- _WHAT IS ASKED_
Everything in the data should be repeated exactly, save for the images.

Raw records:
§

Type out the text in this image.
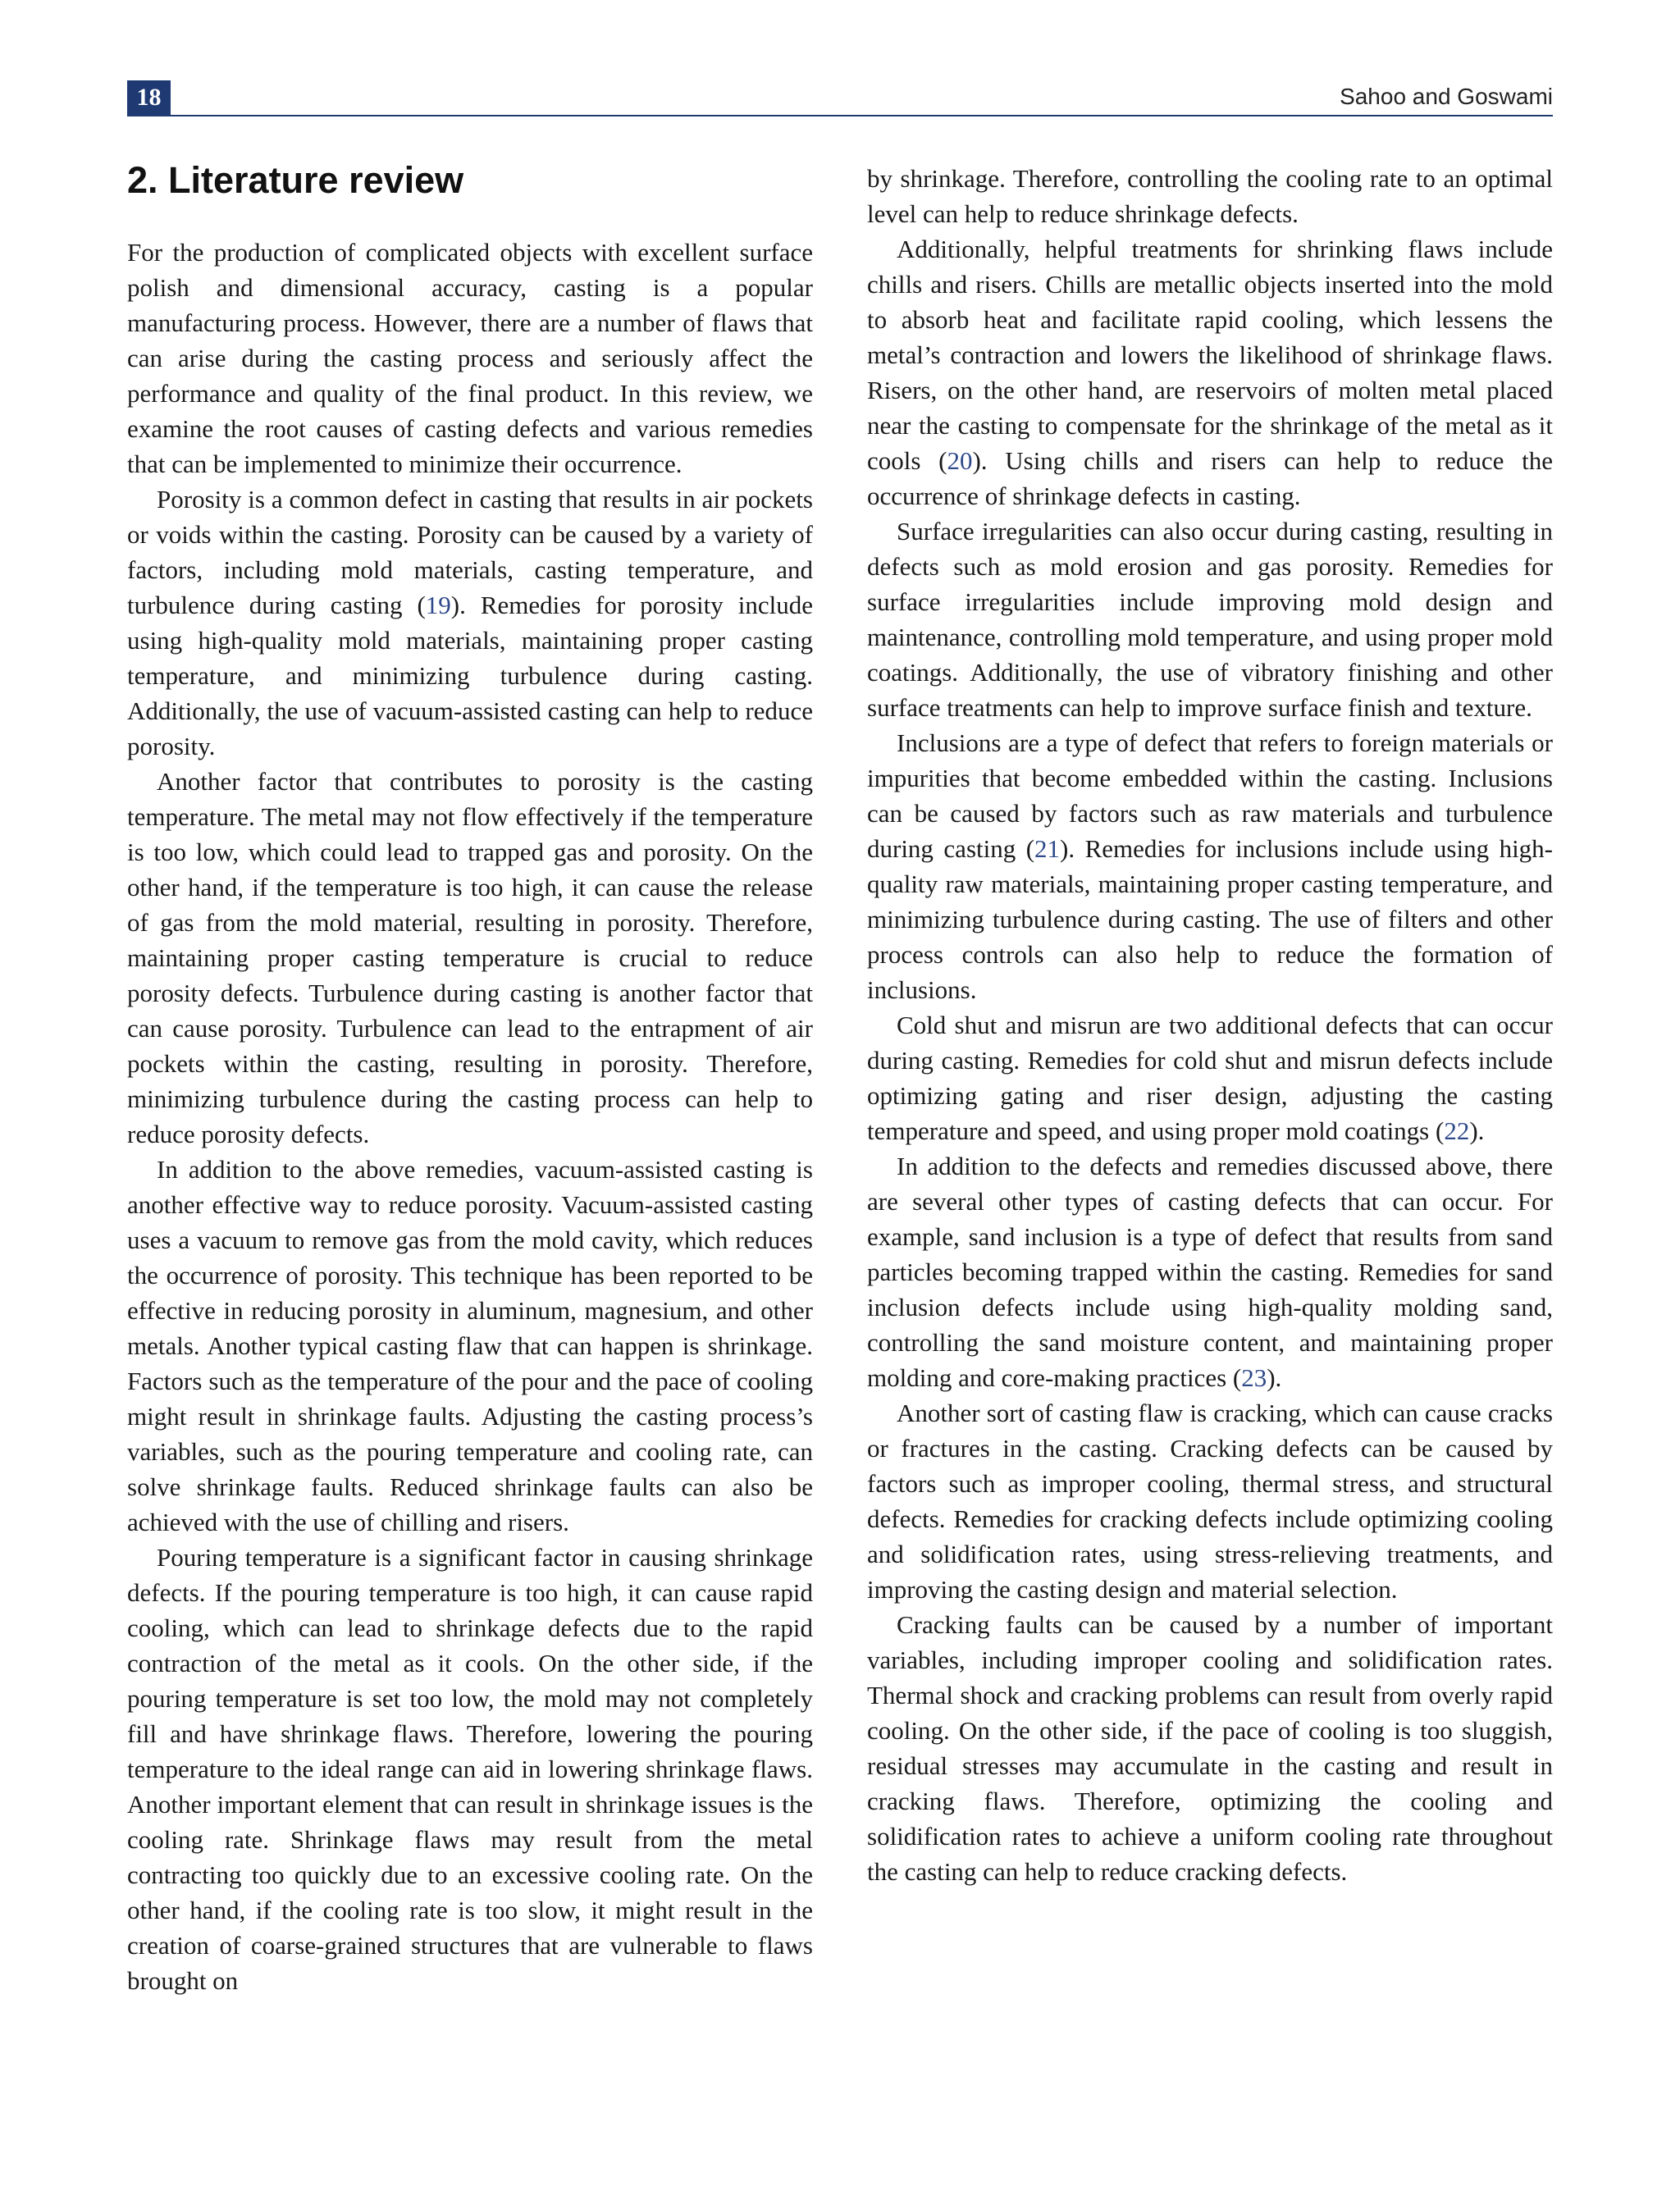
18	Sahoo and Goswami
2. Literature review

For the production of complicated objects with excellent surface polish and dimensional accuracy, casting is a popular manufacturing process. However, there are a number of flaws that can arise during the casting process and seriously affect the performance and quality of the final product. In this review, we examine the root causes of casting defects and various remedies that can be implemented to minimize their occurrence.

Porosity is a common defect in casting that results in air pockets or voids within the casting. Porosity can be caused by a variety of factors, including mold materials, casting temperature, and turbulence during casting (19). Remedies for porosity include using high-quality mold materials, maintaining proper casting temperature, and minimizing turbulence during casting. Additionally, the use of vacuum-assisted casting can help to reduce porosity.

Another factor that contributes to porosity is the casting temperature. The metal may not flow effectively if the temperature is too low, which could lead to trapped gas and porosity. On the other hand, if the temperature is too high, it can cause the release of gas from the mold material, resulting in porosity. Therefore, maintaining proper casting temperature is crucial to reduce porosity defects. Turbulence during casting is another factor that can cause porosity. Turbulence can lead to the entrapment of air pockets within the casting, resulting in porosity. Therefore, minimizing turbulence during the casting process can help to reduce porosity defects.

In addition to the above remedies, vacuum-assisted casting is another effective way to reduce porosity. Vacuum-assisted casting uses a vacuum to remove gas from the mold cavity, which reduces the occurrence of porosity. This technique has been reported to be effective in reducing porosity in aluminum, magnesium, and other metals. Another typical casting flaw that can happen is shrinkage. Factors such as the temperature of the pour and the pace of cooling might result in shrinkage faults. Adjusting the casting process’s variables, such as the pouring temperature and cooling rate, can solve shrinkage faults. Reduced shrinkage faults can also be achieved with the use of chilling and risers.

Pouring temperature is a significant factor in causing shrinkage defects. If the pouring temperature is too high, it can cause rapid cooling, which can lead to shrinkage defects due to the rapid contraction of the metal as it cools. On the other side, if the pouring temperature is set too low, the mold may not completely fill and have shrinkage flaws. Therefore, lowering the pouring temperature to the ideal range can aid in lowering shrinkage flaws. Another important element that can result in shrinkage issues is the cooling rate. Shrinkage flaws may result from the metal contracting too quickly due to an excessive cooling rate. On the other hand, if the cooling rate is too slow, it might result in the creation of coarse-grained structures that are vulnerable to flaws brought on

by shrinkage. Therefore, controlling the cooling rate to an optimal level can help to reduce shrinkage defects.

Additionally, helpful treatments for shrinking flaws include chills and risers. Chills are metallic objects inserted into the mold to absorb heat and facilitate rapid cooling, which lessens the metal’s contraction and lowers the likelihood of shrinkage flaws. Risers, on the other hand, are reservoirs of molten metal placed near the casting to compensate for the shrinkage of the metal as it cools (20). Using chills and risers can help to reduce the occurrence of shrinkage defects in casting.

Surface irregularities can also occur during casting, resulting in defects such as mold erosion and gas porosity. Remedies for surface irregularities include improving mold design and maintenance, controlling mold temperature, and using proper mold coatings. Additionally, the use of vibratory finishing and other surface treatments can help to improve surface finish and texture.

Inclusions are a type of defect that refers to foreign materials or impurities that become embedded within the casting. Inclusions can be caused by factors such as raw materials and turbulence during casting (21). Remedies for inclusions include using high-quality raw materials, maintaining proper casting temperature, and minimizing turbulence during casting. The use of filters and other process controls can also help to reduce the formation of inclusions.

Cold shut and misrun are two additional defects that can occur during casting. Remedies for cold shut and misrun defects include optimizing gating and riser design, adjusting the casting temperature and speed, and using proper mold coatings (22).

In addition to the defects and remedies discussed above, there are several other types of casting defects that can occur. For example, sand inclusion is a type of defect that results from sand particles becoming trapped within the casting. Remedies for sand inclusion defects include using high-quality molding sand, controlling the sand moisture content, and maintaining proper molding and core-making practices (23).

Another sort of casting flaw is cracking, which can cause cracks or fractures in the casting. Cracking defects can be caused by factors such as improper cooling, thermal stress, and structural defects. Remedies for cracking defects include optimizing cooling and solidification rates, using stress-relieving treatments, and improving the casting design and material selection.

Cracking faults can be caused by a number of important variables, including improper cooling and solidification rates. Thermal shock and cracking problems can result from overly rapid cooling. On the other side, if the pace of cooling is too sluggish, residual stresses may accumulate in the casting and result in cracking flaws. Therefore, optimizing the cooling and solidification rates to achieve a uniform cooling rate throughout the casting can help to reduce cracking defects.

§

- _FINAL ANSWER_
Type out the text in this image.
18	Sahoo and Goswami
2. Literature review

For the production of complicated objects with excellent surface polish and dimensional accuracy, casting is a popular manufacturing process. However, there are a number of flaws that can arise during the casting process and seriously affect the performance and quality of the final product. In this review, we examine the root causes of casting defects and various remedies that can be implemented to minimize their occurrence.

Porosity is a common defect in casting that results in air pockets or voids within the casting. Porosity can be caused by a variety of factors, including mold materials, casting temperature, and turbulence during casting (19). Remedies for porosity include using high-quality mold materials, maintaining proper casting temperature, and minimizing turbulence during casting. Additionally, the use of vacuum-assisted casting can help to reduce porosity.

Another factor that contributes to porosity is the casting temperature. The metal may not flow effectively if the temperature is too low, which could lead to trapped gas and porosity. On the other hand, if the temperature is too high, it can cause the release of gas from the mold material, resulting in porosity. Therefore, maintaining proper casting temperature is crucial to reduce porosity defects. Turbulence during casting is another factor that can cause porosity. Turbulence can lead to the entrapment of air pockets within the casting, resulting in porosity. Therefore, minimizing turbulence during the casting process can help to reduce porosity defects.

In addition to the above remedies, vacuum-assisted casting is another effective way to reduce porosity. Vacuum-assisted casting uses a vacuum to remove gas from the mold cavity, which reduces the occurrence of porosity. This technique has been reported to be effective in reducing porosity in aluminum, magnesium, and other metals. Another typical casting flaw that can happen is shrinkage. Factors such as the temperature of the pour and the pace of cooling might result in shrinkage faults. Adjusting the casting process’s variables, such as the pouring temperature and cooling rate, can solve shrinkage faults. Reduced shrinkage faults can also be achieved with the use of chilling and risers.

Pouring temperature is a significant factor in causing shrinkage defects. If the pouring temperature is too high, it can cause rapid cooling, which can lead to shrinkage defects due to the rapid contraction of the metal as it cools. On the other side, if the pouring temperature is set too low, the mold may not completely fill and have shrinkage flaws. Therefore, lowering the pouring temperature to the ideal range can aid in lowering shrinkage flaws. Another important element that can result in shrinkage issues is the cooling rate. Shrinkage flaws may result from the metal contracting too quickly due to an excessive cooling rate. On the other hand, if the cooling rate is too slow, it might result in the creation of coarse-grained structures that are vulnerable to flaws brought on

by shrinkage. Therefore, controlling the cooling rate to an optimal level can help to reduce shrinkage defects.

Additionally, helpful treatments for shrinking flaws include chills and risers. Chills are metallic objects inserted into the mold to absorb heat and facilitate rapid cooling, which lessens the metal’s contraction and lowers the likelihood of shrinkage flaws. Risers, on the other hand, are reservoirs of molten metal placed near the casting to compensate for the shrinkage of the metal as it cools (20). Using chills and risers can help to reduce the occurrence of shrinkage defects in casting.

Surface irregularities can also occur during casting, resulting in defects such as mold erosion and gas porosity. Remedies for surface irregularities include improving mold design and maintenance, controlling mold temperature, and using proper mold coatings. Additionally, the use of vibratory finishing and other surface treatments can help to improve surface finish and texture.

Inclusions are a type of defect that refers to foreign materials or impurities that become embedded within the casting. Inclusions can be caused by factors such as raw materials and turbulence during casting (21). Remedies for inclusions include using high-quality raw materials, maintaining proper casting temperature, and minimizing turbulence during casting. The use of filters and other process controls can also help to reduce the formation of inclusions.

Cold shut and misrun are two additional defects that can occur during casting. Remedies for cold shut and misrun defects include optimizing gating and riser design, adjusting the casting temperature and speed, and using proper mold coatings (22).

In addition to the defects and remedies discussed above, there are several other types of casting defects that can occur. For example, sand inclusion is a type of defect that results from sand particles becoming trapped within the casting. Remedies for sand inclusion defects include using high-quality molding sand, controlling the sand moisture content, and maintaining proper molding and core-making practices (23).

Another sort of casting flaw is cracking, which can cause cracks or fractures in the casting. Cracking defects can be caused by factors such as improper cooling, thermal stress, and structural defects. Remedies for cracking defects include optimizing cooling and solidification rates, using stress-relieving treatments, and improving the casting design and material selection.

Cracking faults can be caused by a number of important variables, including improper cooling and solidification rates. Thermal shock and cracking problems can result from overly rapid cooling. On the other side, if the pace of cooling is too sluggish, residual stresses may accumulate in the casting and result in cracking flaws. Therefore, optimizing the cooling and solidification rates to achieve a uniform cooling rate throughout the casting can help to reduce cracking defects.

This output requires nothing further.